- Task statement
Look below and pull out each line with the word "Heterogeneity".

** BEGIN Input for this task **

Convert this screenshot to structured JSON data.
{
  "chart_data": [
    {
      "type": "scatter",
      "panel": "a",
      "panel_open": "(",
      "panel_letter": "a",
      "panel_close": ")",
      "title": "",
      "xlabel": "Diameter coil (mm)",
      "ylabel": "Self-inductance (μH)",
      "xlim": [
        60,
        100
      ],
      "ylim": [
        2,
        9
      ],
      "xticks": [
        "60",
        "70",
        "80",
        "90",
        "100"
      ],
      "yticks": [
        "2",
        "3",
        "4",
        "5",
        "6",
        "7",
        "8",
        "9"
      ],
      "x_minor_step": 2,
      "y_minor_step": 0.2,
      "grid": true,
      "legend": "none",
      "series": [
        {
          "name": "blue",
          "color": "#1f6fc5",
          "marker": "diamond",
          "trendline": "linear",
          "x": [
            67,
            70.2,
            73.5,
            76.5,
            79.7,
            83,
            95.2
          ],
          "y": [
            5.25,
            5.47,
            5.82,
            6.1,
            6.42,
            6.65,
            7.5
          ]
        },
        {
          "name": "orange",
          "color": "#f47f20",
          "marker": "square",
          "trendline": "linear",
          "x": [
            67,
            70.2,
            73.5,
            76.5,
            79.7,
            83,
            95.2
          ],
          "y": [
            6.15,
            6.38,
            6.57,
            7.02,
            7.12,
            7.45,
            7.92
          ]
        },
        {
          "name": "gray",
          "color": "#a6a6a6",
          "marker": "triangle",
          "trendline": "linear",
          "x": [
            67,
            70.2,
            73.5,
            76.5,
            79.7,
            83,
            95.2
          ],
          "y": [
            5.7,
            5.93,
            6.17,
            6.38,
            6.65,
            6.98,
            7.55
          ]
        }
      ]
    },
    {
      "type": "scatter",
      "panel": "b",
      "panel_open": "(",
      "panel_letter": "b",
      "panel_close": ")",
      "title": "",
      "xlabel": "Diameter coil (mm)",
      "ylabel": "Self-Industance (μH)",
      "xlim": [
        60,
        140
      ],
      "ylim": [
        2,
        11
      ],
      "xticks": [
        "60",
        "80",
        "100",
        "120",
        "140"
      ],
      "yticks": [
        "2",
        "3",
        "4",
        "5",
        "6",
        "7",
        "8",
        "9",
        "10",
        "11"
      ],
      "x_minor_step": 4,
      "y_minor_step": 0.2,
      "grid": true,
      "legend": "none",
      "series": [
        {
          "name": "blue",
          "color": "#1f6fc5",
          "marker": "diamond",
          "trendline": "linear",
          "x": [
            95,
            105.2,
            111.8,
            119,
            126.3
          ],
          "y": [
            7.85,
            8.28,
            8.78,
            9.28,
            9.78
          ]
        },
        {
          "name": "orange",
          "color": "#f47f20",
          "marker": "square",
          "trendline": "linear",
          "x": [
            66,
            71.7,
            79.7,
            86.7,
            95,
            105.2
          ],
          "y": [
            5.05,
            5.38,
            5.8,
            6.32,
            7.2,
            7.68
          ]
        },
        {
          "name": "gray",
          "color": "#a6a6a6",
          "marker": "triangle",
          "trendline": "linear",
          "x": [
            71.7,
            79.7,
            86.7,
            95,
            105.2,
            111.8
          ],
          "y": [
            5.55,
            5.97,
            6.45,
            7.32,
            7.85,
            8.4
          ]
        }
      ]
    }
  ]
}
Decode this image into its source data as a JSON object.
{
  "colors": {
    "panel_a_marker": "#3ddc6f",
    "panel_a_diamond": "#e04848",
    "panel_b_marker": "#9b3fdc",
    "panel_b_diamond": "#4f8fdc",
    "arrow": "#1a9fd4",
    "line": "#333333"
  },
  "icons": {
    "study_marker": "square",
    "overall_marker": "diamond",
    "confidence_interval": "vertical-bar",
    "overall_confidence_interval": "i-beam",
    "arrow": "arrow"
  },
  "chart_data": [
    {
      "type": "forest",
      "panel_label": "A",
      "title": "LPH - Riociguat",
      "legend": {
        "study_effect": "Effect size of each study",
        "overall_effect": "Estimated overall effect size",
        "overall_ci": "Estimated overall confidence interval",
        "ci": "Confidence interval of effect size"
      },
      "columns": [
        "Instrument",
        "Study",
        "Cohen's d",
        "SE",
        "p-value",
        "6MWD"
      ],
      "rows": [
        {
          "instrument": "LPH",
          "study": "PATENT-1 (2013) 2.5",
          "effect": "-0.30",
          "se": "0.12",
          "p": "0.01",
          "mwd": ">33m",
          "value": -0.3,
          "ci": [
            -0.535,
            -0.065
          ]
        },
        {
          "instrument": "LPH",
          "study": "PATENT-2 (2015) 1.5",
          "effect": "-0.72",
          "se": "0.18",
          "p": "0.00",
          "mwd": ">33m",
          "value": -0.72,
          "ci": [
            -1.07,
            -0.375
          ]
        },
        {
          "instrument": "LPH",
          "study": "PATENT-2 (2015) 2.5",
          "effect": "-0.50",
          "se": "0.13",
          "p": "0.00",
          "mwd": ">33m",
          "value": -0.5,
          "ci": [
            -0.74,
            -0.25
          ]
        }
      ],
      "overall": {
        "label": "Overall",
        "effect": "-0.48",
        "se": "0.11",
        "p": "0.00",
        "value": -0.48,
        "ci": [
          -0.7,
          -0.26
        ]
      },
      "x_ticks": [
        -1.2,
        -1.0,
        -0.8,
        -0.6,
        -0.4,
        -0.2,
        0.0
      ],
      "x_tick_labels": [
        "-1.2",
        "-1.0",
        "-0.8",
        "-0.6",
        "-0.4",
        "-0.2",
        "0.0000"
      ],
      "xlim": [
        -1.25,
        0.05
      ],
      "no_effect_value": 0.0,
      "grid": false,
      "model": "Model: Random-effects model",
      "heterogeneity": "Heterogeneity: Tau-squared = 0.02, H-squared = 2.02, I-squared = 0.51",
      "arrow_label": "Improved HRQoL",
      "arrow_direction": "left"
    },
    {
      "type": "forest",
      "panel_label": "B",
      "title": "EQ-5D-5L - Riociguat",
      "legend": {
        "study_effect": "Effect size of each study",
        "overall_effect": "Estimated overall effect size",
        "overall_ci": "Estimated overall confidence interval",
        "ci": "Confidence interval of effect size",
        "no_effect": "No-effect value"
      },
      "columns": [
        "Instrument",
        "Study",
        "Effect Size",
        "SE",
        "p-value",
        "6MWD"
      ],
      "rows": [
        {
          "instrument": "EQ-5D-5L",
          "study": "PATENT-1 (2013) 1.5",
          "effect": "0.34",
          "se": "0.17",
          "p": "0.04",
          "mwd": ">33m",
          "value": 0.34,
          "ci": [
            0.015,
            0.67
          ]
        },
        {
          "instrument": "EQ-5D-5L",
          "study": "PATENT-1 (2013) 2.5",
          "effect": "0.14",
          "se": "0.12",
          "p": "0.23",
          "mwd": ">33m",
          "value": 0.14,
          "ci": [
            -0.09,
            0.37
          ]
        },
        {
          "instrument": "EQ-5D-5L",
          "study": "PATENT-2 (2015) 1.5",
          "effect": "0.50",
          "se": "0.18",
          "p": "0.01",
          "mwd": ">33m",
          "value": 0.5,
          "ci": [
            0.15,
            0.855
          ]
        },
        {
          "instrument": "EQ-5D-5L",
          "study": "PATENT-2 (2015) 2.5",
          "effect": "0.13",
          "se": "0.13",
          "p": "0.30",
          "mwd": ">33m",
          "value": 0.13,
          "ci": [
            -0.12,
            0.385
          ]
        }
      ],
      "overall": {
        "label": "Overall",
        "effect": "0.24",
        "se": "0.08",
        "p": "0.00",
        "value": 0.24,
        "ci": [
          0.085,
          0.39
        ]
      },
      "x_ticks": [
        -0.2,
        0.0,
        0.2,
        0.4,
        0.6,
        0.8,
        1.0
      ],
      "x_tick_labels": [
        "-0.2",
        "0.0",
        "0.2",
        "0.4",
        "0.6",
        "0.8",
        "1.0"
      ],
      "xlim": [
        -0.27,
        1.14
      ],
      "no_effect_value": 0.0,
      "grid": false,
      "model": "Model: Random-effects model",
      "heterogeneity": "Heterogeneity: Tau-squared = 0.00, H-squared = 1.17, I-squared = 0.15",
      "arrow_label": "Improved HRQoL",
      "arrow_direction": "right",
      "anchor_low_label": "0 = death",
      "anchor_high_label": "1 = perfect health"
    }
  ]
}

** END Input for this task **

- Expected output
      "heterogeneity": "Heterogeneity: Tau-squared = 0.02, H-squared = 2.02, I-squared = 0.51",
      "heterogeneity": "Heterogeneity: Tau-squared = 0.00, H-squared = 1.17, I-squared = 0.15",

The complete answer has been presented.